- **WHAT THE TASK REQUIRES**:
Wherever the string "ylabel" shows up in a line, count that line. Give the total alone.

- **ENTRIES SHOWN**:
╔══

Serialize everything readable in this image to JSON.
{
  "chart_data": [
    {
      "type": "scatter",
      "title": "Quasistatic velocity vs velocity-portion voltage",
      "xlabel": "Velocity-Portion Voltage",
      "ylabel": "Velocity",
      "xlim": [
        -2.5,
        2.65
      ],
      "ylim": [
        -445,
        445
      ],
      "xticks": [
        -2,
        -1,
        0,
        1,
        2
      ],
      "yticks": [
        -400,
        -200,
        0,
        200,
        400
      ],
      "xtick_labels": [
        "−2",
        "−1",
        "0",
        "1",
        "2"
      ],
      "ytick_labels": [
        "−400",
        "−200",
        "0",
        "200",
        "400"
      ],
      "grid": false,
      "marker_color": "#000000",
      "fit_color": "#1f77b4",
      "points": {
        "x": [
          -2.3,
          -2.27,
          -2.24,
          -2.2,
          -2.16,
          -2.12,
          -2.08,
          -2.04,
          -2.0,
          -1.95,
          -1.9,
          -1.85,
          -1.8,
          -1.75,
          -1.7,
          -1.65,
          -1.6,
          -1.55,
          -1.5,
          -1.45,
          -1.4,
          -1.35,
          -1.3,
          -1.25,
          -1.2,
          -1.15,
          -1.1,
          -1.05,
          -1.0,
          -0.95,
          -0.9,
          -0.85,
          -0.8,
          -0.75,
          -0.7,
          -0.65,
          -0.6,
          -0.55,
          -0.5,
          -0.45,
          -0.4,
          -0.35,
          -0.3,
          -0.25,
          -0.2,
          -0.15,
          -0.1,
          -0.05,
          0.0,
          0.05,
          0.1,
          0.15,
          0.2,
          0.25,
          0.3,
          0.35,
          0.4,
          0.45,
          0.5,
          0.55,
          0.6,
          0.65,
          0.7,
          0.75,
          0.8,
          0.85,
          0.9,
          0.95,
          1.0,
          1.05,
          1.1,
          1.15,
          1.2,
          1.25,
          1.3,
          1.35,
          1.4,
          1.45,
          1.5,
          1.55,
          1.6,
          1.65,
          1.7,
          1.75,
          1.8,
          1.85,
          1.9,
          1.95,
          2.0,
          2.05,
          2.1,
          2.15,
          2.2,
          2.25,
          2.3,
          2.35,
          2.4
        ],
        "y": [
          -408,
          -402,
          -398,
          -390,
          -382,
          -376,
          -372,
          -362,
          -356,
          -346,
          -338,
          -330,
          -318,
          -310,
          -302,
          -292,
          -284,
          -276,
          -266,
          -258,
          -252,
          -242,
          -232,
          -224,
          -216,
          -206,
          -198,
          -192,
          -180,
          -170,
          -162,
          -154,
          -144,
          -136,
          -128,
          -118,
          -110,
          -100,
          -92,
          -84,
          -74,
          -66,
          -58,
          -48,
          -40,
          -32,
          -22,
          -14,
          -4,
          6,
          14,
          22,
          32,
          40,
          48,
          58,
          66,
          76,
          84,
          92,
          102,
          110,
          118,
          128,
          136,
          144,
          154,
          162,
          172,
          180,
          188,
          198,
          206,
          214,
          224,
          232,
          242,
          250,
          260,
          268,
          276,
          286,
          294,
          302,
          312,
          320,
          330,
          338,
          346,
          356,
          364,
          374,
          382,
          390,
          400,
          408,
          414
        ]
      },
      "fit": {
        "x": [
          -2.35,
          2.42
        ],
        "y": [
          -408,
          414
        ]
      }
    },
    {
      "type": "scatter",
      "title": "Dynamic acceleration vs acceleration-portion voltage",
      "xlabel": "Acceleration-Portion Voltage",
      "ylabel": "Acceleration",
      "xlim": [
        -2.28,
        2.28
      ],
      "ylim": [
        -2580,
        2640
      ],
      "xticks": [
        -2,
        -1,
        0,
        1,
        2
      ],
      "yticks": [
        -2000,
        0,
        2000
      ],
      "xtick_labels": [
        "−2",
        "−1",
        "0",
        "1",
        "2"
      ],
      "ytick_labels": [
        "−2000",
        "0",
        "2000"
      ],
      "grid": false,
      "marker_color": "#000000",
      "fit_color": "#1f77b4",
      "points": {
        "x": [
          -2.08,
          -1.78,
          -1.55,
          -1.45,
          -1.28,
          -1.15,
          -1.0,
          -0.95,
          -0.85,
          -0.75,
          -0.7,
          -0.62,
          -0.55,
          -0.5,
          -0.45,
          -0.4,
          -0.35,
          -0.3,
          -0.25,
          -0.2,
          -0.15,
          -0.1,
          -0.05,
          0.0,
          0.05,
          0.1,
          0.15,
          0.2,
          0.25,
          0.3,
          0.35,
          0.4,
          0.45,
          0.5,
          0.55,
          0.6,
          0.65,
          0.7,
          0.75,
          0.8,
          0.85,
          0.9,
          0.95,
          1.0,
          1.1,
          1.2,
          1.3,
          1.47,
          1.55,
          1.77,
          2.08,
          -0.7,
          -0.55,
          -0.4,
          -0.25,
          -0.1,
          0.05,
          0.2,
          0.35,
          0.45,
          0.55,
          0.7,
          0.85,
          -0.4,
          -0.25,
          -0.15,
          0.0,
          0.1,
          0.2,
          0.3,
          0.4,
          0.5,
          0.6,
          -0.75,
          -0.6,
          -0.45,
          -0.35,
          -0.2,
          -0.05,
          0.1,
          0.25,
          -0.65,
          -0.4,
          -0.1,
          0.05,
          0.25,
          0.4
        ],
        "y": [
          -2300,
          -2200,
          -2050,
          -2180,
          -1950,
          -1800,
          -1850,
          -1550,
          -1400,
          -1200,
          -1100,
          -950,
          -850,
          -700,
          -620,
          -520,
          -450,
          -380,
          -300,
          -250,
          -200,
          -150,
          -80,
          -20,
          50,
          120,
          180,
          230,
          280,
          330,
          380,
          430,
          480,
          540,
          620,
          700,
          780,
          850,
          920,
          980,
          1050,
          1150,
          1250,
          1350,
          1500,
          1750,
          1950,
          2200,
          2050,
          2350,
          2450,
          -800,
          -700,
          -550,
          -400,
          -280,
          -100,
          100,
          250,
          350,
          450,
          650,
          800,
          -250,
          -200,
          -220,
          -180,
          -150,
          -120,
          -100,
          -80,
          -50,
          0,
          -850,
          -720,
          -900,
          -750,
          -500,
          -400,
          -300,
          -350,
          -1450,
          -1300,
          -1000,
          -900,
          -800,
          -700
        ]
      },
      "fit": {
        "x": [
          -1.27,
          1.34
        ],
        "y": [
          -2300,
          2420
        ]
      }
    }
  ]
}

╚══

- **WRITTEN SOLUTION**:
2